### Written exercise 1
Answer these from the text about Pfeiffer below, one answer a line, marked (a), (b), (c):
(a) Who won Best Actress in the year Pfeiffer was nominated?
(b) What jobs do the characters of Pfeiffer and Al Pacino hold in Frankie and Johnny?
(c) What word makes Pfeiffer's character laugh in The Russia House?
### Written exercise 2
Please say whether each statement agrees with the text about Pfeiffer below. Answer yes or no and quote the deciding words.
(a) The Fabulous Baker Boys was a hit.
(b) Pfeiffer did her own singing as Susy Diamond.
(c) Connery plays a publisher in The Russia House.

### Extract provided
She sang herself; the film would have been absurd if the actress playing Susy Diamond hadn't done her own singing, because so much of its dark glamour depended on the sheer insolence of her act. You can argue that Pfeiffer was so good she threw the film off balance. Anyone who can sing like that would be in Las Vegas, not holding together a piano act in the bars and clubs of Seattle, or doing jingles for canned peas. Once Steve Kloves's rhapsodic camera had tracked around a grand piano with Pfeiffer strutting and slinking over the lid, 'Makin' Whoopee', we were in A Star is Born territory, not the melancholy provincial showbiz of this movie. (And Pfeiffer is the designated casting for Evita - if that project ever gets made.)

The Fabulous Baker Boys is as believable as Casablanca, and not much less enjoyable. It is, finally, a movie about terrific performers slumming, and it can be re-viewed in the way one replays a favourite record. It's not just the songs, but the way Pfeiffer smokes, walks and looks at Jeff Bridges: they are hot enough together to melt away story problems. What gives the film to Pfeiffer is her effortless re-creation of noir- ish fatalism - her only rival at husky chanteuse-ing is Ida Lupino in Road House. She acts as tough as enamel, yet she turns into flesh when Bridges gives her a back-rub. The hard-soft tension is daydream, but Pfeiffer has an assurance that allowed first-time director Kloves to get away with it. Baker Boys wasn't a hit, but anyone who loved songs, old movies and babes who talked rough but sang sweet was hooked.

Pfeiffer won a Best Actress nomination, and she must have come close - Jessica Tandy won for Driving Miss Daisy. The next year saw another extension of her range: her Russian woman in Fred Schepisi's The Russia House took on accent and foreignness such as Meryl Streep was known for. But Streep's Sophie was hard to watch as a living reality: she felt like virtuoso acting. In Russia House, though, Pfeiffer was so altered - wan and shabby in jumble-sale clothes, a guarded, secret romantic, and still privy to layers of knowledge beyond the ken of Connery's boozy publisher. There are a couple of moments when men tell her she must smile, and she does her best,

as if trying to be a spy. But when Connery coaxes one shy slice of inner life from her - laughing at the word 'blurb' - she's like Garbo. Once again, she stirred her co-star: Connery is not known for tenderness, but he grabbed at it here.

Such skill may haveprompted the nearly camp casting for Frankie and Johnny in which Pfeiffer and Al Pacino were reunited as a waitress and a short-order cook who fall in love. Some howled at the distortion of playwright Terence McNally's humble and unlovely characters - yet McNally scripted the enormously entertaining exercise in star acting. Pfeiffer made herself becomingly tired and greasy. But don't tell an actress that waitresses can't be beautiful and passionate - nearly every actress there ever was has waited table. Here again, one could see Pfeiffer's uncommon rapport with working-class roles. Of course, she's sensational beneath the lack of make-up - but so was Grace Kelly in The Country Girl and Joan Fontaine in Rebecca. Frankie and Johnny was hokum, and Pfeiffer knew enough not to be patronising or self-pitying with it.

### Available data
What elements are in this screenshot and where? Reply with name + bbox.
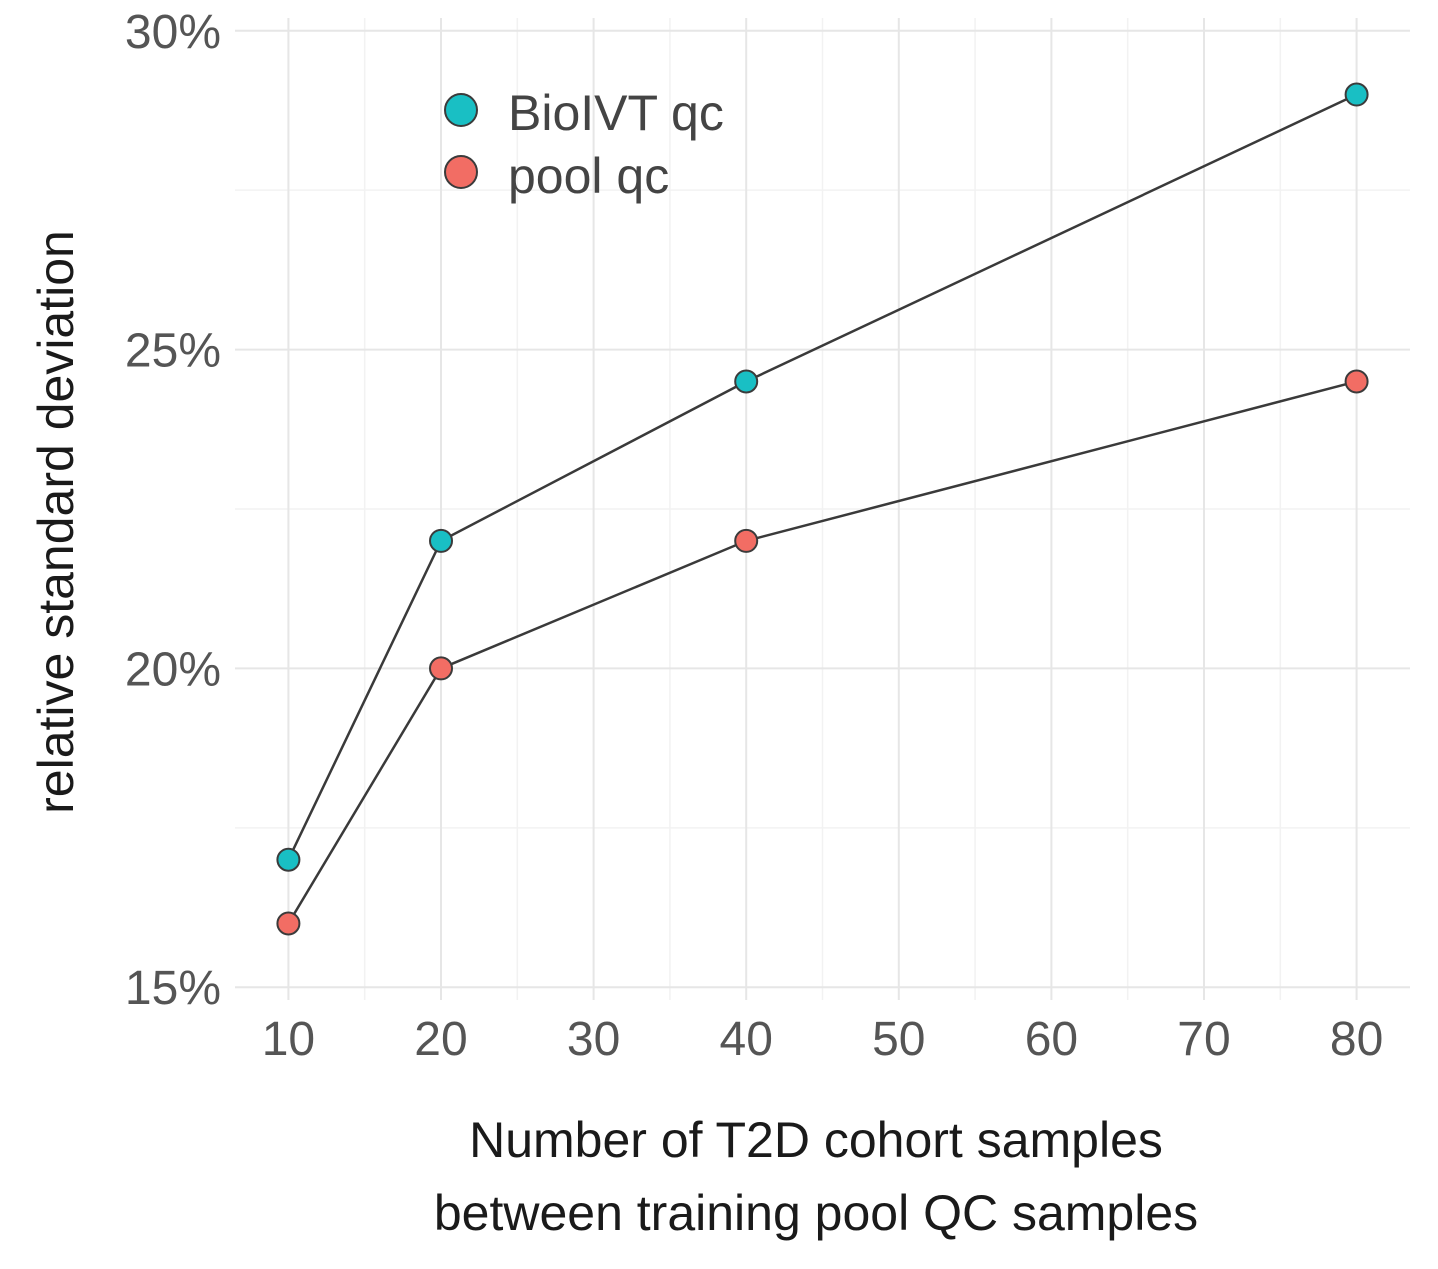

### Full answer 1
(a) Jessica Tandy, for Driving Miss Daisy.
(b) A waitress and a short-order cook.
(c) 'blurb'

### Full answer 2
(a) No: "Baker Boys wasn't a hit"
(b) Yes: "She sang herself"
(c) Yes: "Connery's boozy publisher"